__Written exercise__
Search the material below for the string "text" and list each line that holds it.

___ Material shown

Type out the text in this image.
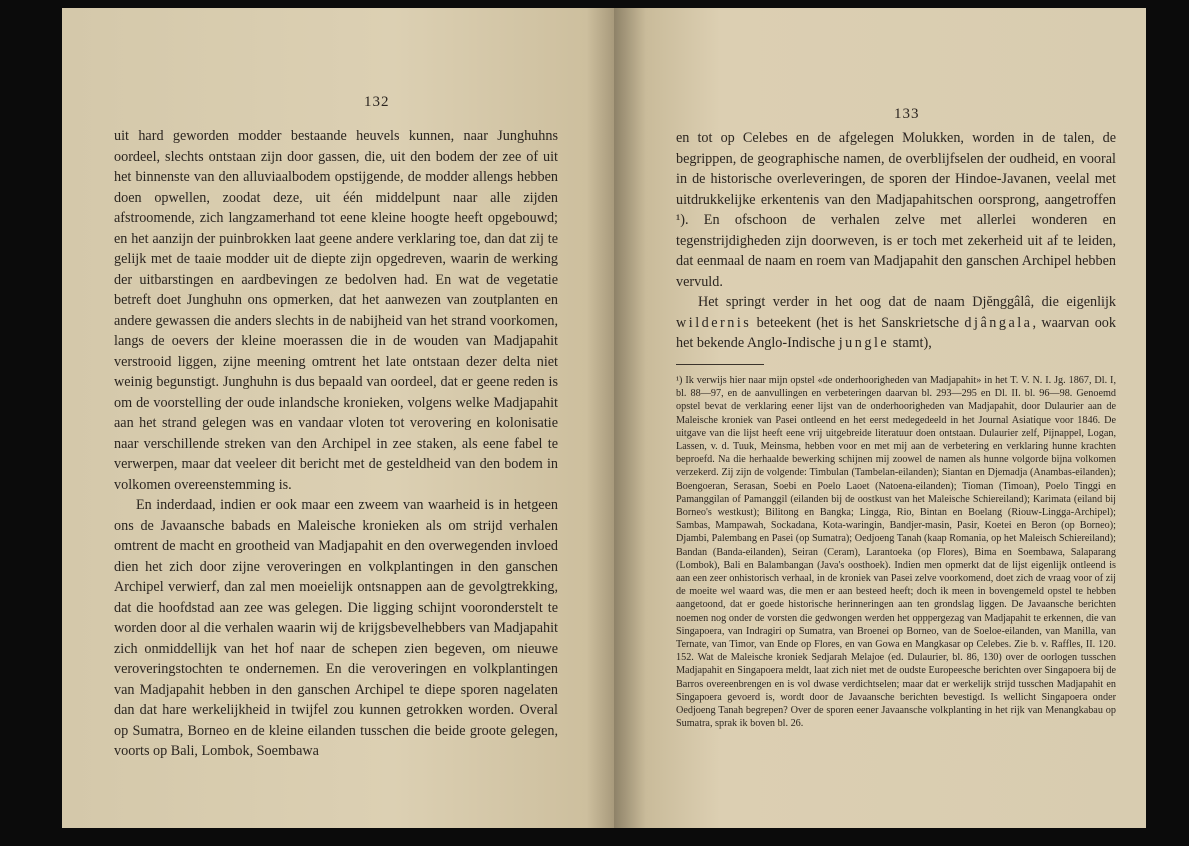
132

uit hard geworden modder bestaande heuvels kunnen, naar Junghuhns oordeel, slechts ontstaan zijn door gassen, die, uit den bodem der zee of uit het binnenste van den alluviaalbodem opstijgende, de modder allengs hebben doen opwellen, zoodat deze, uit één middelpunt naar alle zijden afstroomende, zich langzamerhand tot eene kleine hoogte heeft opgebouwd; en het aanzijn der puinbrokken laat geene andere verklaring toe, dan dat zij te gelijk met de taaie modder uit de diepte zijn opgedreven, waarin de werking der uitbarstingen en aardbevingen ze bedolven had. En wat de vegetatie betreft doet Junghuhn ons opmerken, dat het aanwezen van zoutplanten en andere gewassen die anders slechts in de nabijheid van het strand voorkomen, langs de oevers der kleine moerassen die in de wouden van Madjapahit verstrooid liggen, zijne meening omtrent het late ontstaan dezer delta niet weinig begunstigt. Junghuhn is dus bepaald van oordeel, dat er geene reden is om de voorstelling der oude inlandsche kronieken, volgens welke Madjapahit aan het strand gelegen was en vandaar vloten tot verovering en kolonisatie naar verschillende streken van den Archipel in zee staken, als eene fabel te verwerpen, maar dat veeleer dit bericht met de gesteldheid van den bodem in volkomen overeenstemming is.

En inderdaad, indien er ook maar een zweem van waarheid is in hetgeen ons de Javaansche babads en Maleische kronieken als om strijd verhalen omtrent de macht en grootheid van Madjapahit en den overwegenden invloed dien het zich door zijne veroveringen en volkplantingen in den ganschen Archipel verwierf, dan zal men moeielijk ontsnappen aan de gevolgtrekking, dat die hoofdstad aan zee was gelegen. Die ligging schijnt vooronderstelt te worden door al die verhalen waarin wij de krijgsbevelhebbers van Madjapahit zich onmiddellijk van het hof naar de schepen zien begeven, om nieuwe veroveringstochten te ondernemen. En die veroveringen en volkplantingen van Madjapahit hebben in den ganschen Archipel te diepe sporen nagelaten dan dat hare werkelijkheid in twijfel zou kunnen getrokken worden. Overal op Sumatra, Borneo en de kleine eilanden tusschen die beide groote gelegen, voorts op Bali, Lombok, Soembawa

133

en tot op Celebes en de afgelegen Molukken, worden in de talen, de begrippen, de geographische namen, de overblijfselen der oudheid, en vooral in de historische overleveringen, de sporen der Hindoe-Javanen, veelal met uitdrukkelijke erkentenis van den Madjapahitschen oorsprong, aangetroffen ¹). En ofschoon de verhalen zelve met allerlei wonderen en tegenstrijdigheden zijn doorweven, is er toch met zekerheid uit af te leiden, dat eenmaal de naam en roem van Madjapahit den ganschen Archipel hebben vervuld.

Het springt verder in het oog dat de naam Djĕnggâlâ, die eigenlijk wildernis beteekent (het is het Sanskrietsche djângala, waarvan ook het bekende Anglo-Indische jungle stamt),

¹) Ik verwijs hier naar mijn opstel «de onderhoorigheden van Madjapahit» in het T. V. N. I. Jg. 1867, Dl. I, bl. 88—97, en de aanvullingen en verbeteringen daarvan bl. 293—295 en Dl. II. bl. 96—98. Genoemd opstel bevat de verklaring eener lijst van de onderhoorigheden van Madjapahit, door Dulaurier aan de Maleische kroniek van Pasei ontleend en het eerst medegedeeld in het Journal Asiatique voor 1846. De uitgave van die lijst heeft eene vrij uitgebreide literatuur doen ontstaan. Dulaurier zelf, Pijnappel, Logan, Lassen, v. d. Tuuk, Meinsma, hebben voor en met mij aan de verbetering en verklaring hunne krachten beproefd. Na die herhaalde bewerking schijnen mij zoowel de namen als hunne volgorde bijna volkomen verzekerd. Zij zijn de volgende: Timbulan (Tambelan-eilanden); Siantan en Djemadja (Anambas-eilanden); Boengoeran, Serasan, Soebi en Poelo Laoet (Natoena-eilanden); Tioman (Timoan), Poelo Tinggi en Pamanggilan of Pamanggil (eilanden bij de oostkust van het Maleische Schiereiland); Karimata (eiland bij Borneo's westkust); Bilitong en Bangka; Lingga, Rio, Bintan en Boelang (Riouw-Lingga-Archipel); Sambas, Mampawah, Sockadana, Kota-waringin, Bandjer-masin, Pasir, Koetei en Beron (op Borneo); Djambi, Palembang en Pasei (op Sumatra); Oedjoeng Tanah (kaap Romania, op het Maleisch Schiereiland); Bandan (Banda-eilanden), Seiran (Ceram), Larantoeka (op Flores), Bima en Soembawa, Salaparang (Lombok), Bali en Balambangan (Java's oosthoek). Indien men opmerkt dat de lijst eigenlijk ontleend is aan een zeer onhistorisch verhaal, in de kroniek van Pasei zelve voorkomend, doet zich de vraag voor of zij de moeite wel waard was, die men er aan besteed heeft; doch ik meen in bovengemeld opstel te hebben aangetoond, dat er goede historische herinneringen aan ten grondslag liggen. De Javaansche berichten noemen nog onder de vorsten die gedwongen werden het opppergezag van Madjapahit te erkennen, die van Singapoera, van Indragiri op Sumatra, van Broenei op Borneo, van de Soeloe-eilanden, van Manilla, van Ternate, van Timor, van Ende op Flores, en van Gowa en Mangkasar op Celebes. Zie b. v. Raffles, II. 120. 152. Wat de Maleische kroniek Sedjarah Melajoe (ed. Dulaurier, bl. 86, 130) over de oorlogen tusschen Madjapahit en Singapoera meldt, laat zich niet met de oudste Europeesche berichten over Singapoera bij de Barros overeenbrengen en is vol dwase verdichtselen; maar dat er werkelijk strijd tusschen Madjapahit en Singapoera gevoerd is, wordt door de Javaansche berichten bevestigd. Is wellicht Singapoera onder Oedjoeng Tanah begrepen? Over de sporen eener Javaansche volkplanting in het rijk van Menangkabau op Sumatra, sprak ik boven bl. 26.
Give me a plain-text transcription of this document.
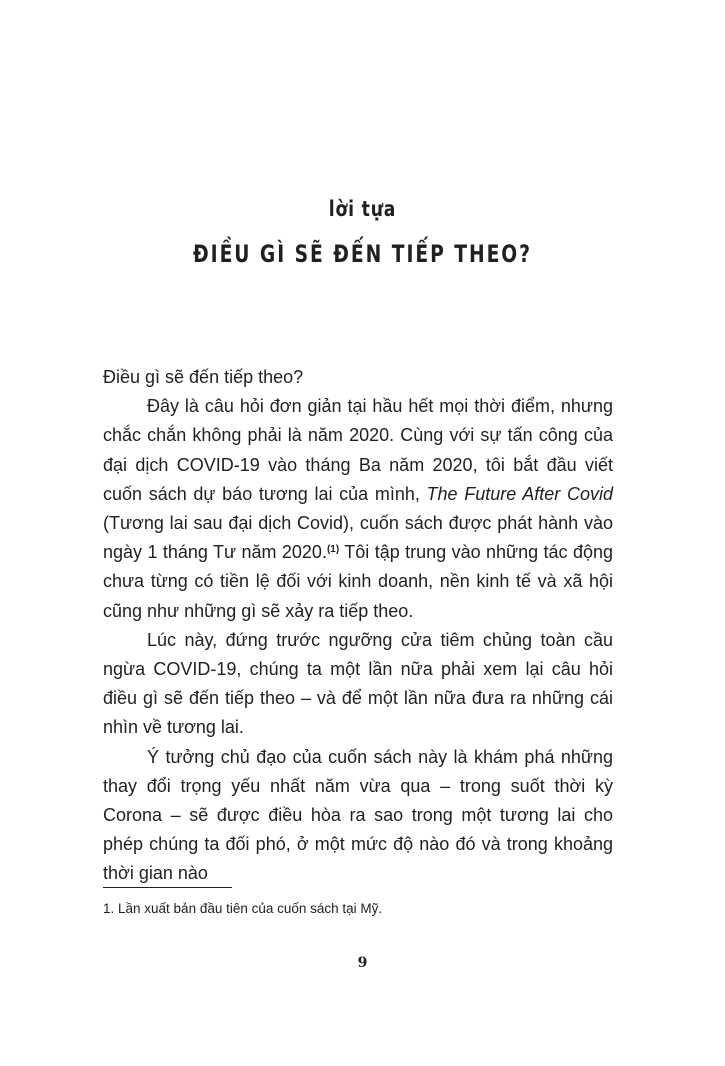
lời tựa
ĐIỀU GÌ SẼ ĐẾN TIẾP THEO?

Điều gì sẽ đến tiếp theo?

Đây là câu hỏi đơn giản tại hầu hết mọi thời điểm, nhưng chắc chắn không phải là năm 2020. Cùng với sự tấn công của đại dịch COVID-19 vào tháng Ba năm 2020, tôi bắt đầu viết cuốn sách dự báo tương lai của mình, The Future After Covid (Tương lai sau đại dịch Covid), cuốn sách được phát hành vào ngày 1 tháng Tư năm 2020.$^{(1)}$ Tôi tập trung vào những tác động chưa từng có tiền lệ đối với kinh doanh, nền kinh tế và xã hội cũng như những gì sẽ xảy ra tiếp theo.

Lúc này, đứng trước ngưỡng cửa tiêm chủng toàn cầu ngừa COVID-19, chúng ta một lần nữa phải xem lại câu hỏi điều gì sẽ đến tiếp theo – và để một lần nữa đưa ra những cái nhìn về tương lai.

Ý tưởng chủ đạo của cuốn sách này là khám phá những thay đổi trọng yếu nhất năm vừa qua – trong suốt thời kỳ Corona – sẽ được điều hòa ra sao trong một tương lai cho phép chúng ta đối phó, ở một mức độ nào đó và trong khoảng thời gian nào

1. Lần xuất bản đầu tiên của cuốn sách tại Mỹ.
9
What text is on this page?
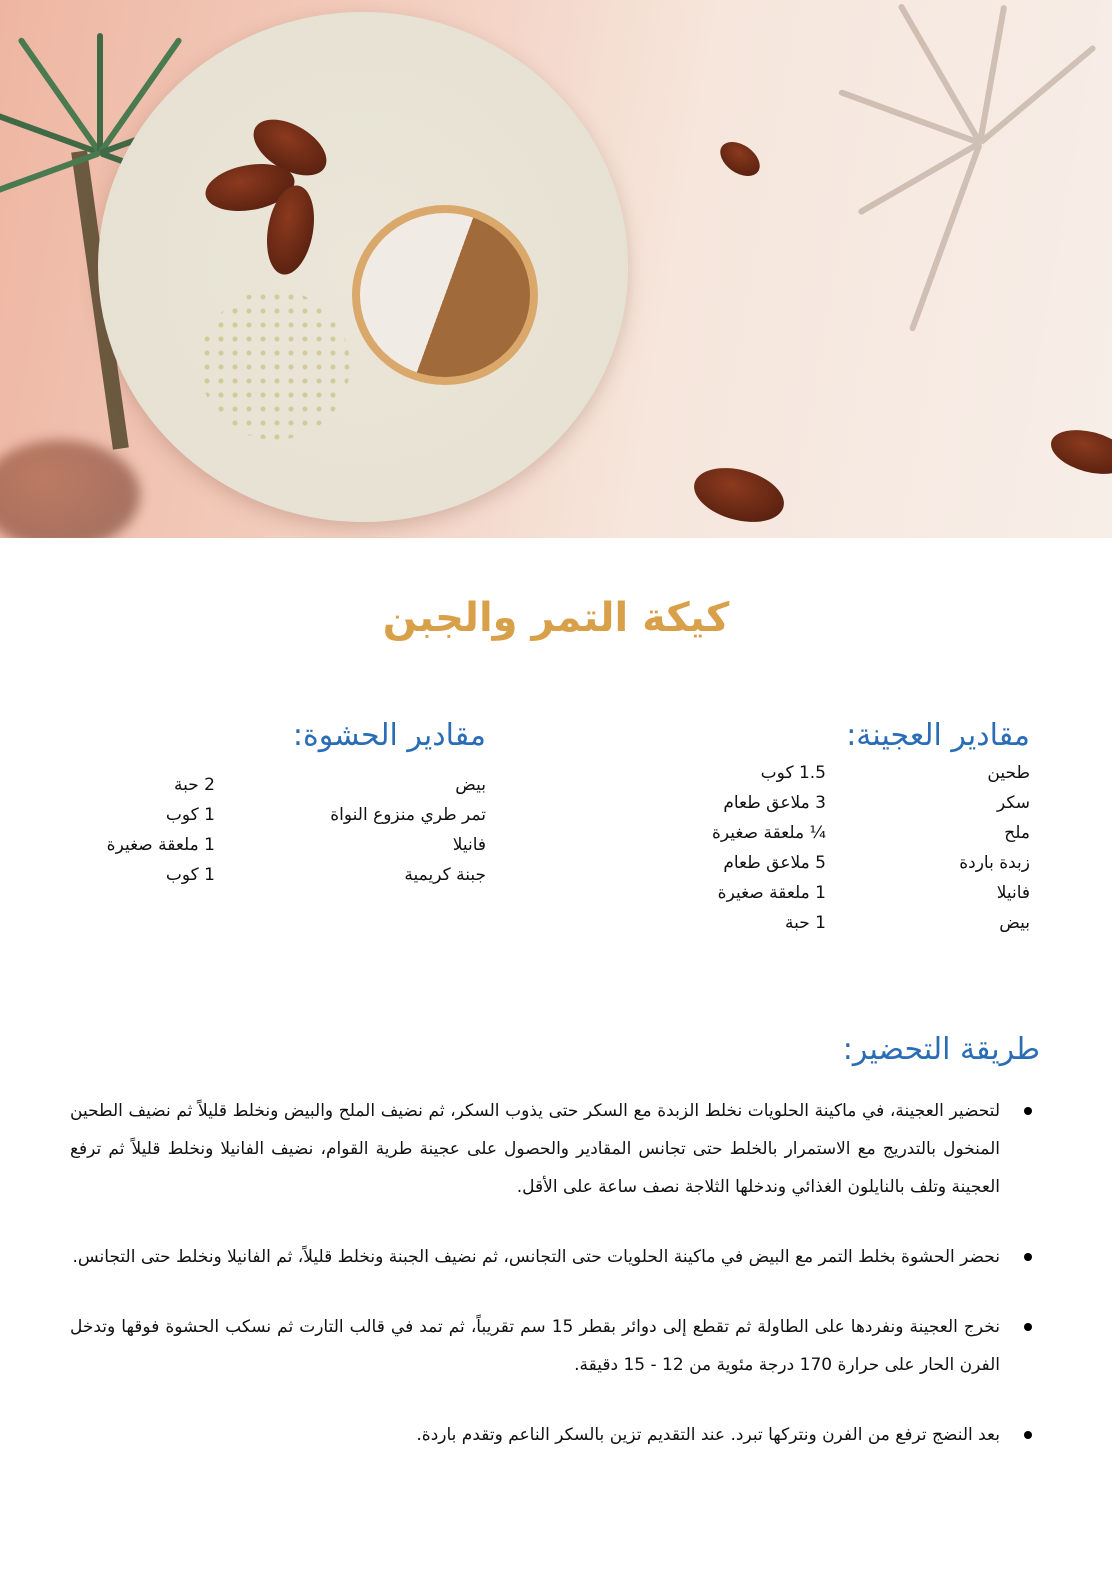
كيكة التمر والجبن
مقادير العجينة:
طحين
1.5 كوب
سكر
3 ملاعق طعام
ملح
¼ ملعقة صغيرة
زبدة باردة
5 ملاعق طعام
فانيلا
1 ملعقة صغيرة
بيض
1 حبة
مقادير الحشوة:
بيض
2 حبة
تمر طري منزوع النواة
1 كوب
فانيلا
1 ملعقة صغيرة
جبنة كريمية
1 كوب
طريقة التحضير:
لتحضير العجينة، في ماكينة الحلويات نخلط الزبدة مع السكر حتى يذوب السكر، ثم نضيف الملح والبيض ونخلط قليلاً ثم نضيف الطحين المنخول بالتدريج مع الاستمرار بالخلط حتى تجانس المقادير والحصول على عجينة طرية القوام، نضيف الفانيلا ونخلط قليلاً ثم ترفع العجينة وتلف بالنايلون الغذائي وندخلها الثلاجة نصف ساعة على الأقل.
نحضر الحشوة بخلط التمر مع البيض في ماكينة الحلويات حتى التجانس، ثم نضيف الجبنة ونخلط قليلاً، ثم الفانيلا ونخلط حتى التجانس.
نخرج العجينة ونفردها على الطاولة ثم تقطع إلى دوائر بقطر 15 سم تقريباً، ثم تمد في قالب التارت ثم نسكب الحشوة فوقها وتدخل الفرن الحار على حرارة 170 درجة مئوية من 12 - 15 دقيقة.
بعد النضج ترفع من الفرن ونتركها تبرد. عند التقديم تزين بالسكر الناعم وتقدم باردة.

______

__Response to this exercise__
Type out the text in this image.
Give me a plain-text transcription of this document.
What text is on this page?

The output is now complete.